[Instructions for the task]:
Transcribe exactly the lines from the one containing "Read this page and output its text content." through the end of the data, both included. Leave out pictures.

#####

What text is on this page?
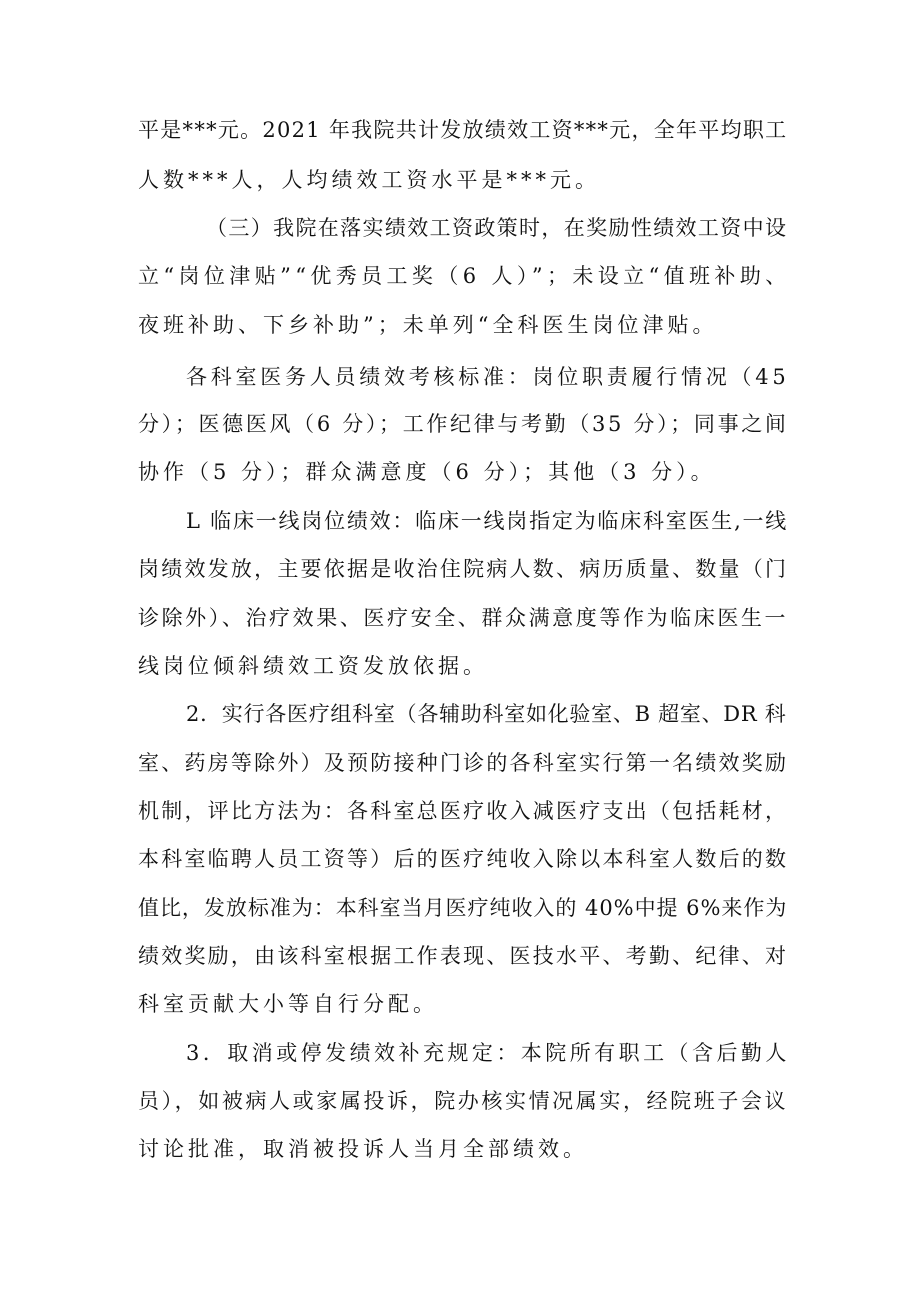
平是***元。2021 年我院共计发放绩效工资***元，全年平均职工
人数***人，人均绩效工资水平是***元。
（三）我院在落实绩效工资政策时，在奖励性绩效工资中设
立“岗位津贴”“优秀员工奖（6 人）”；未设立“值班补助、
夜班补助、下乡补助”；未单列“全科医生岗位津贴。
各科室医务人员绩效考核标准：岗位职责履行情况（45
分）；医德医风（6 分）；工作纪律与考勤（35 分）；同事之间
协作（5 分）；群众满意度（6 分）；其他（3 分）。
L 临床一线岗位绩效：临床一线岗指定为临床科室医生,一线
岗绩效发放，主要依据是收治住院病人数、病历质量、数量（门
诊除外）、治疗效果、医疗安全、群众满意度等作为临床医生一
线岗位倾斜绩效工资发放依据。
2．实行各医疗组科室（各辅助科室如化验室、B 超室、DR 科
室、药房等除外）及预防接种门诊的各科室实行第一名绩效奖励
机制，评比方法为：各科室总医疗收入减医疗支出（包括耗材，
本科室临聘人员工资等）后的医疗纯收入除以本科室人数后的数
值比，发放标准为：本科室当月医疗纯收入的 40%中提 6%来作为
绩效奖励，由该科室根据工作表现、医技水平、考勤、纪律、对
科室贡献大小等自行分配。
3．取消或停发绩效补充规定：本院所有职工（含后勤人
员），如被病人或家属投诉，院办核实情况属实，经院班子会议
讨论批准，取消被投诉人当月全部绩效。
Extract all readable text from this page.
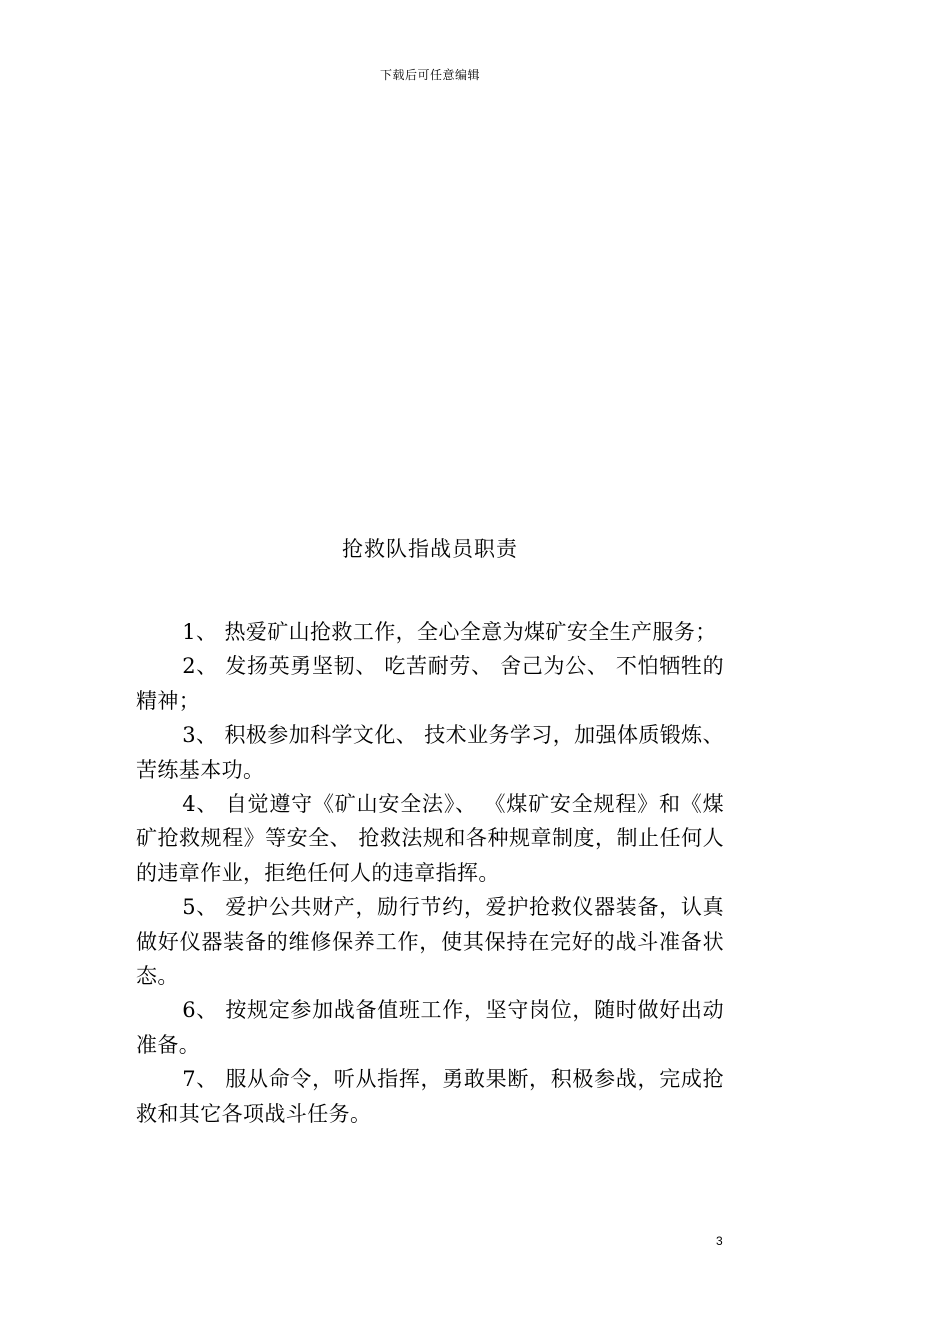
下载后可任意编辑
抢救队指战员职责
1、 热爱矿山抢救工作，全心全意为煤矿安全生产服务；
2、 发扬英勇坚韧、 吃苦耐劳、 舍己为公、 不怕牺牲的精神；
3、 积极参加科学文化、 技术业务学习，加强体质锻炼、 苦练基本功。
4、 自觉遵守《矿山安全法》、 《煤矿安全规程》和《煤矿抢救规程》等安全、 抢救法规和各种规章制度，制止任何人的违章作业，拒绝任何人的违章指挥。
5、 爱护公共财产，励行节约，爱护抢救仪器装备，认真做好仪器装备的维修保养工作，使其保持在完好的战斗准备状态。
6、 按规定参加战备值班工作，坚守岗位，随时做好出动准备。
7、 服从命令，听从指挥，勇敢果断，积极参战，完成抢救和其它各项战斗任务。
3
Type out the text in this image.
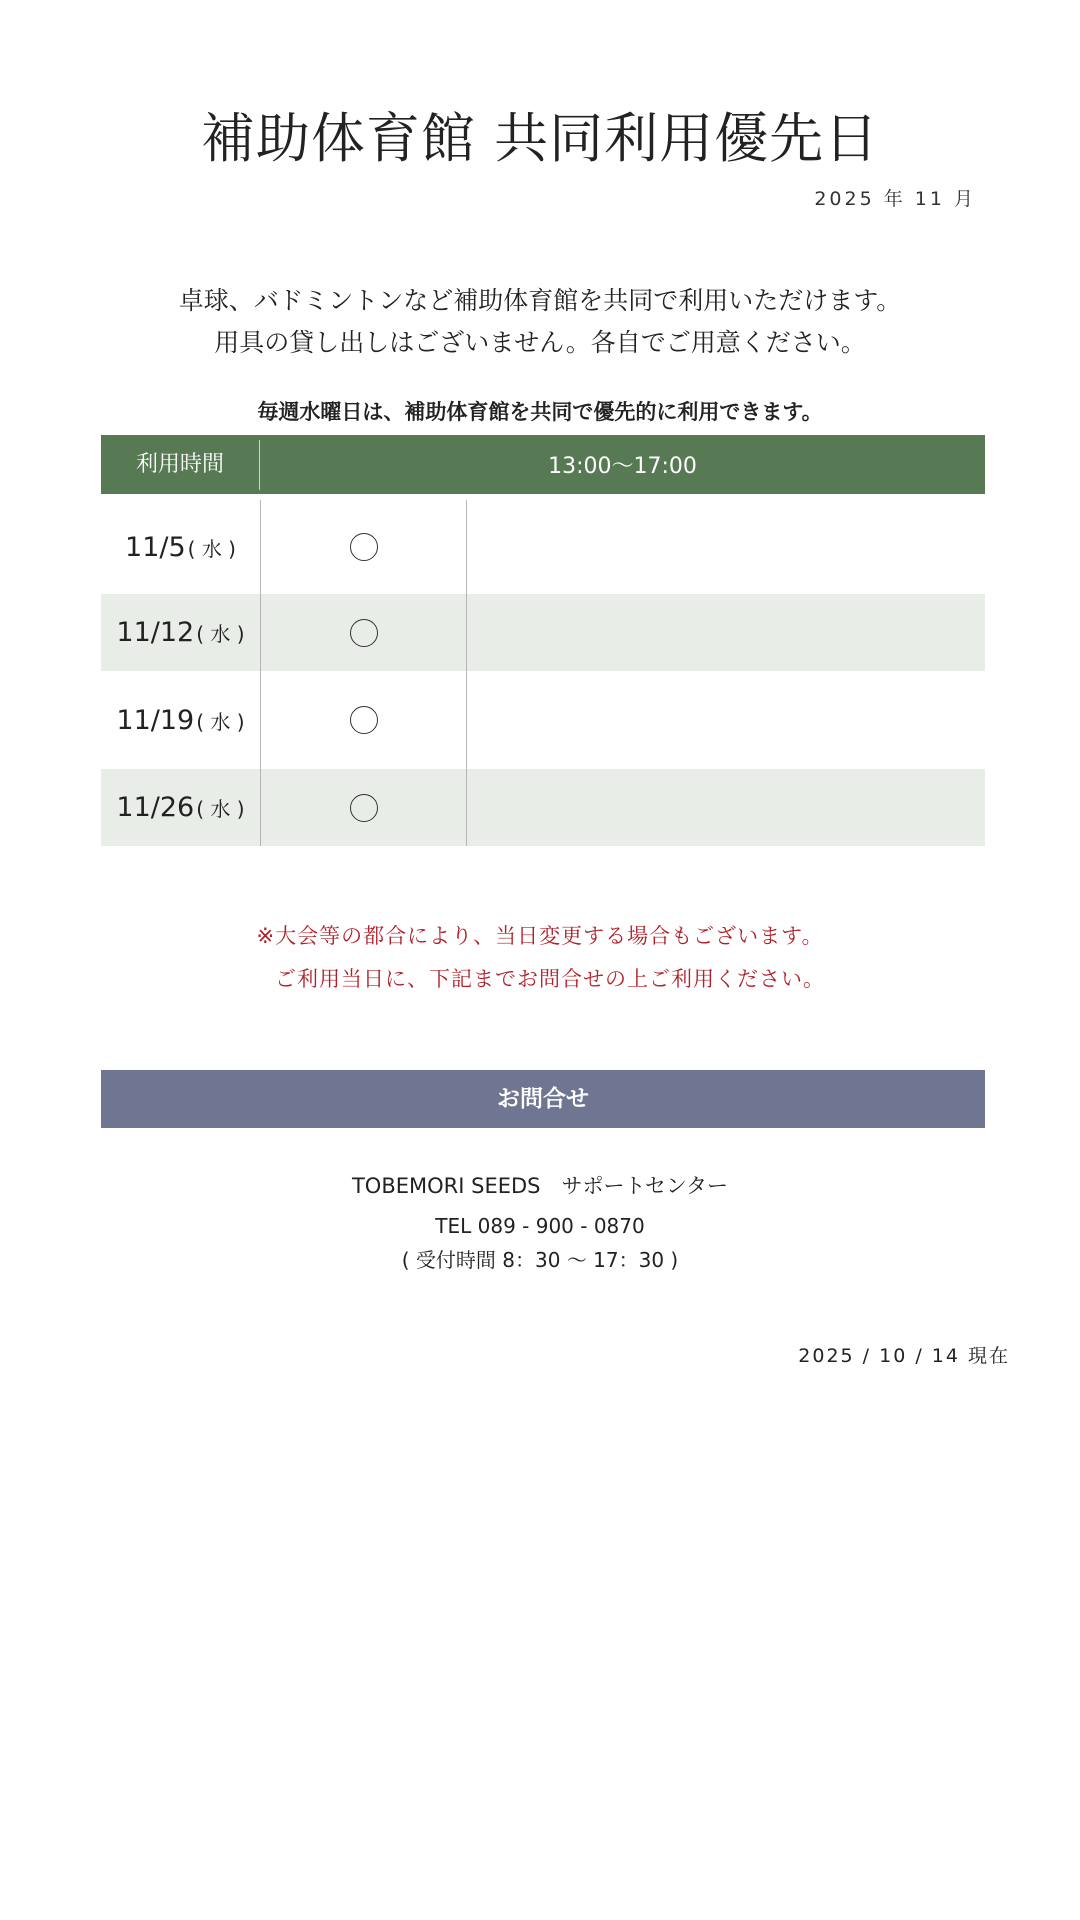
補助体育館 共同利用優先日
2025 年 11 月
卓球、バドミントンなど補助体育館を共同で利用いただけます。
用具の貸し出しはございません。各自でご用意ください。
毎週水曜日は、補助体育館を共同で優先的に利用できます。
利用時間	13:00〜17:00
11/5 ( 水 )
11/12 ( 水 )
11/19 ( 水 )
11/26 ( 水 )
※大会等の都合により、当日変更する場合もございます。
ご利用当日に、下記までお問合せの上ご利用ください。
お問合せ
TOBEMORI SEEDS　サポートセンター
TEL 089 - 900 - 0870
( 受付時間 8：30 〜 17：30 )
2025 / 10 / 14 現在
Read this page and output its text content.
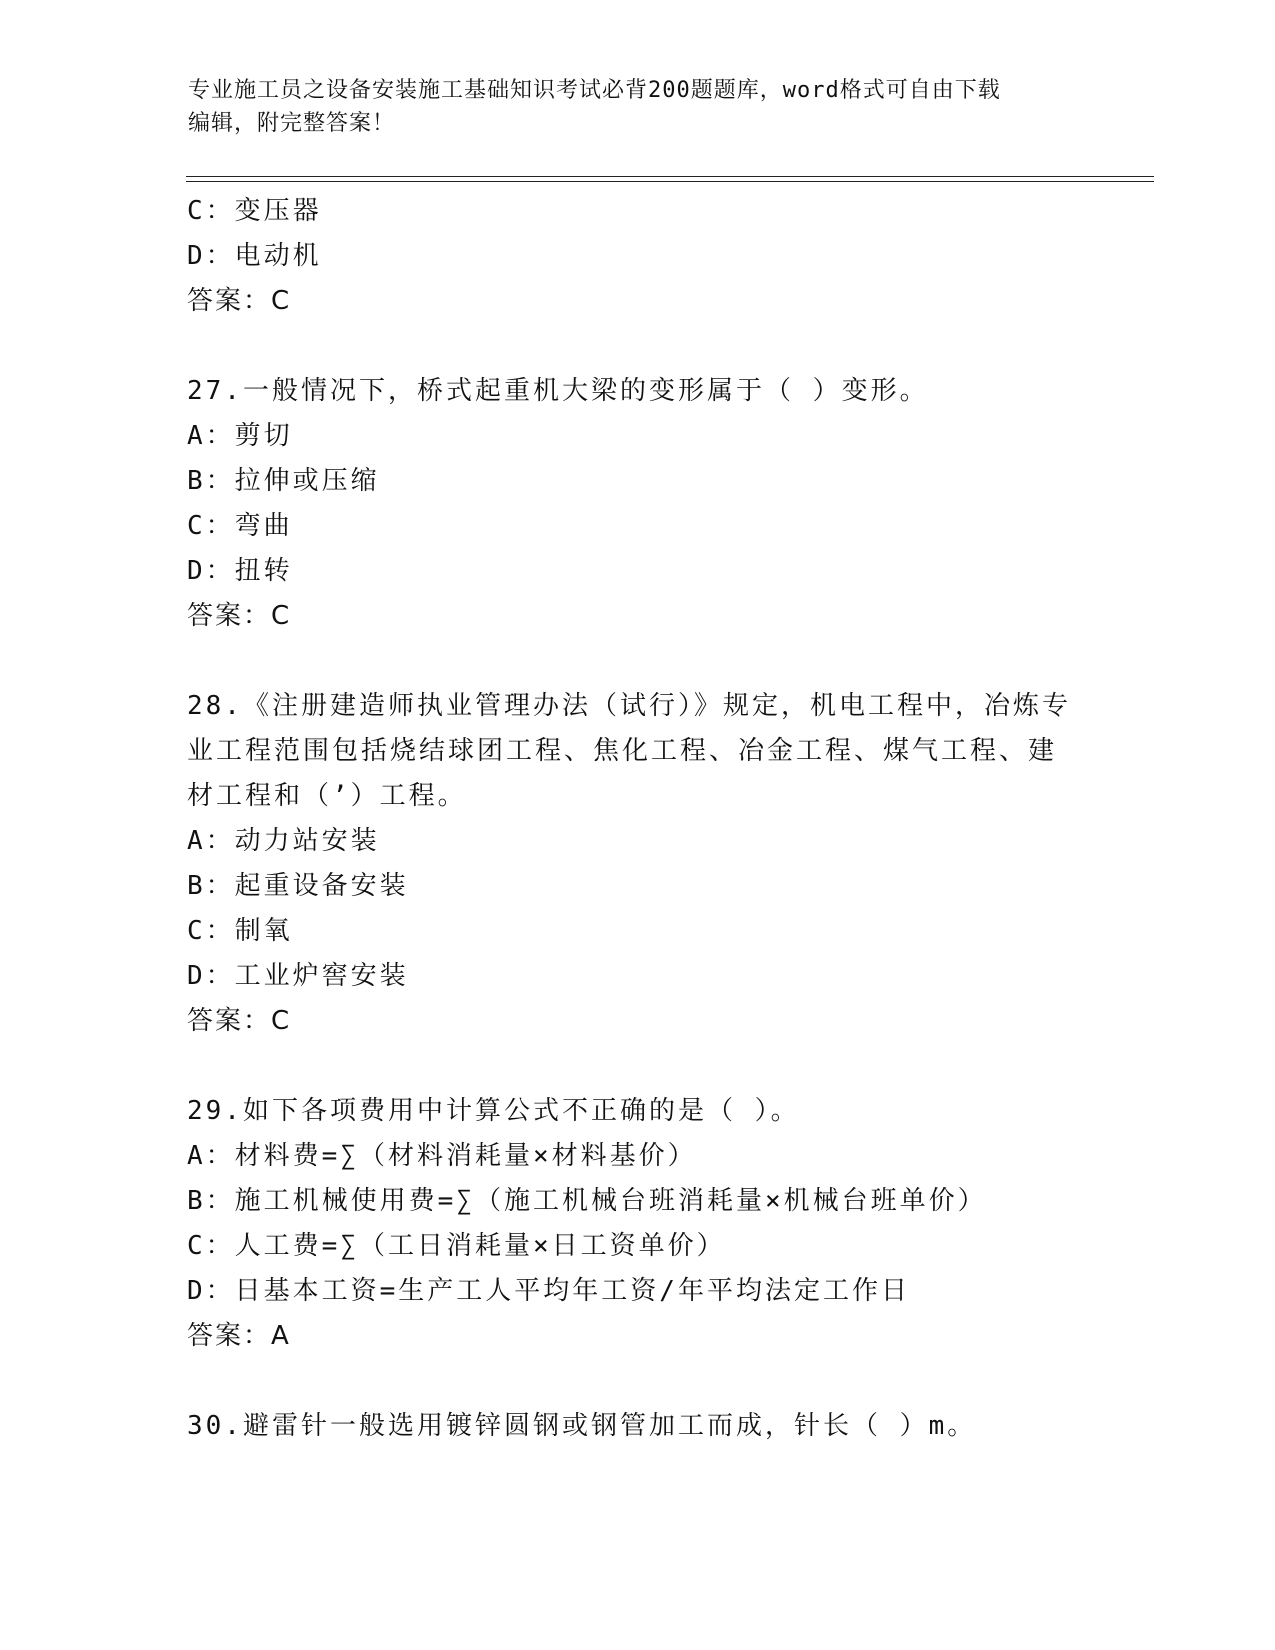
专业施工员之设备安装施工基础知识考试必背200题题库，word格式可自由下载
编辑，附完整答案！
C：变压器
D：电动机
答案：C
27.一般情况下，桥式起重机大梁的变形属于（ ）变形。
A：剪切
B：拉伸或压缩
C：弯曲
D：扭转
答案：C
28.《注册建造师执业管理办法（试行）》规定，机电工程中，冶炼专
业工程范围包括烧结球团工程、焦化工程、冶金工程、煤气工程、建
材工程和（’）工程。
A：动力站安装
B：起重设备安装
C：制氧
D：工业炉窖安装
答案：C
29.如下各项费用中计算公式不正确的是（ ）。
A：材料费=∑（材料消耗量×材料基价）
B：施工机械使用费=∑（施工机械台班消耗量×机械台班单价）
C：人工费=∑（工日消耗量×日工资单价）
D：日基本工资=生产工人平均年工资/年平均法定工作日
答案：A
30.避雷针一般选用镀锌圆钢或钢管加工而成，针长（ ）m。
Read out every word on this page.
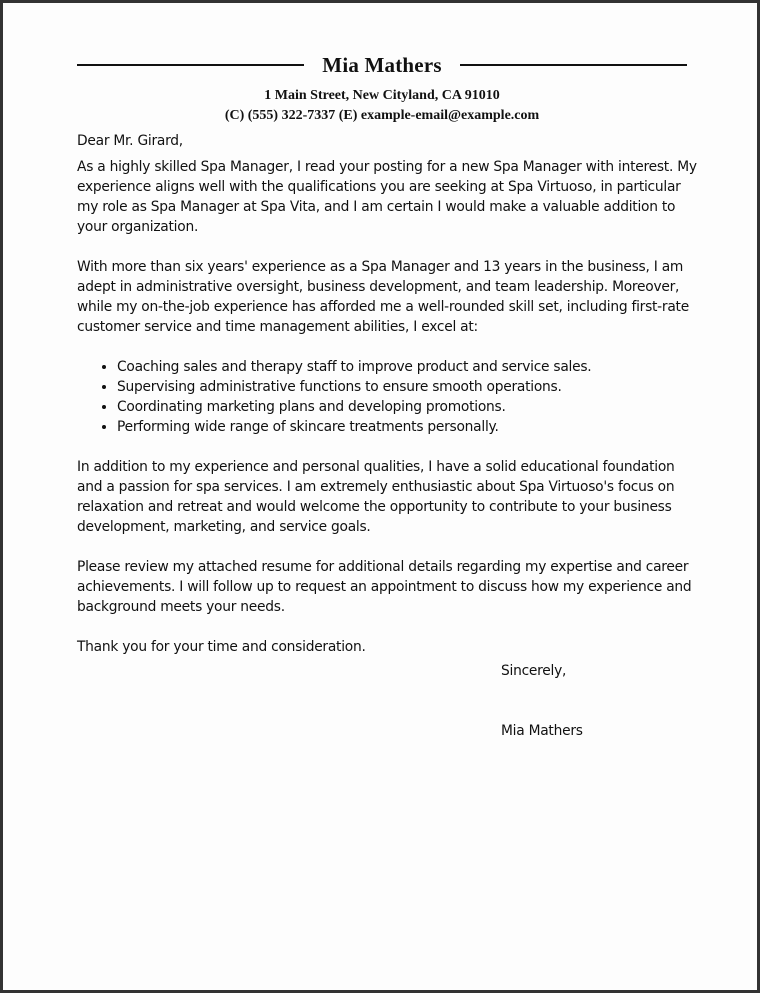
Mia Mathers
1 Main Street, New Cityland, CA 91010
(C) (555) 322-7337 (E) example-email@example.com

Dear Mr. Girard,

As a highly skilled Spa Manager, I read your posting for a new Spa Manager with interest. My experience aligns well with the qualifications you are seeking at Spa Virtuoso, in particular my role as Spa Manager at Spa Vita, and I am certain I would make a valuable addition to your organization.

With more than six years' experience as a Spa Manager and 13 years in the business, I am adept in administrative oversight, business development, and team leadership. Moreover, while my on-the-job experience has afforded me a well-rounded skill set, including first-rate customer service and time management abilities, I excel at:

• Coaching sales and therapy staff to improve product and service sales.
• Supervising administrative functions to ensure smooth operations.
• Coordinating marketing plans and developing promotions.
• Performing wide range of skincare treatments personally.

In addition to my experience and personal qualities, I have a solid educational foundation and a passion for spa services. I am extremely enthusiastic about Spa Virtuoso's focus on relaxation and retreat and would welcome the opportunity to contribute to your business development, marketing, and service goals.

Please review my attached resume for additional details regarding my expertise and career achievements. I will follow up to request an appointment to discuss how my experience and background meets your needs.

Thank you for your time and consideration.

Sincerely,
Mia Mathers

#####

[The result]:
Read this page and output its text content.
专业施工员之设备安装施工基础知识考试必背200题题库，word格式可自由下载
编辑，附完整答案！
C：变压器
D：电动机
答案：C
27.一般情况下，桥式起重机大梁的变形属于（ ）变形。
A：剪切
B：拉伸或压缩
C：弯曲
D：扭转
答案：C
28.《注册建造师执业管理办法（试行）》规定，机电工程中，冶炼专
业工程范围包括烧结球团工程、焦化工程、冶金工程、煤气工程、建
材工程和（’）工程。
A：动力站安装
B：起重设备安装
C：制氧
D：工业炉窖安装
答案：C
29.如下各项费用中计算公式不正确的是（ ）。
A：材料费=∑（材料消耗量×材料基价）
B：施工机械使用费=∑（施工机械台班消耗量×机械台班单价）
C：人工费=∑（工日消耗量×日工资单价）
D：日基本工资=生产工人平均年工资/年平均法定工作日
答案：A
30.避雷针一般选用镀锌圆钢或钢管加工而成，针长（ ）m。
Read out every word on this page.
Mia Mathers
1 Main Street, New Cityland, CA 91010
(C) (555) 322-7337 (E) example-email@example.com

Dear Mr. Girard,

As a highly skilled Spa Manager, I read your posting for a new Spa Manager with interest. My experience aligns well with the qualifications you are seeking at Spa Virtuoso, in particular my role as Spa Manager at Spa Vita, and I am certain I would make a valuable addition to your organization.

With more than six years' experience as a Spa Manager and 13 years in the business, I am adept in administrative oversight, business development, and team leadership. Moreover, while my on-the-job experience has afforded me a well-rounded skill set, including first-rate customer service and time management abilities, I excel at:

• Coaching sales and therapy staff to improve product and service sales.
• Supervising administrative functions to ensure smooth operations.
• Coordinating marketing plans and developing promotions.
• Performing wide range of skincare treatments personally.

In addition to my experience and personal qualities, I have a solid educational foundation and a passion for spa services. I am extremely enthusiastic about Spa Virtuoso's focus on relaxation and retreat and would welcome the opportunity to contribute to your business development, marketing, and service goals.

Please review my attached resume for additional details regarding my expertise and career achievements. I will follow up to request an appointment to discuss how my experience and background meets your needs.

Thank you for your time and consideration.

Sincerely,
Mia Mathers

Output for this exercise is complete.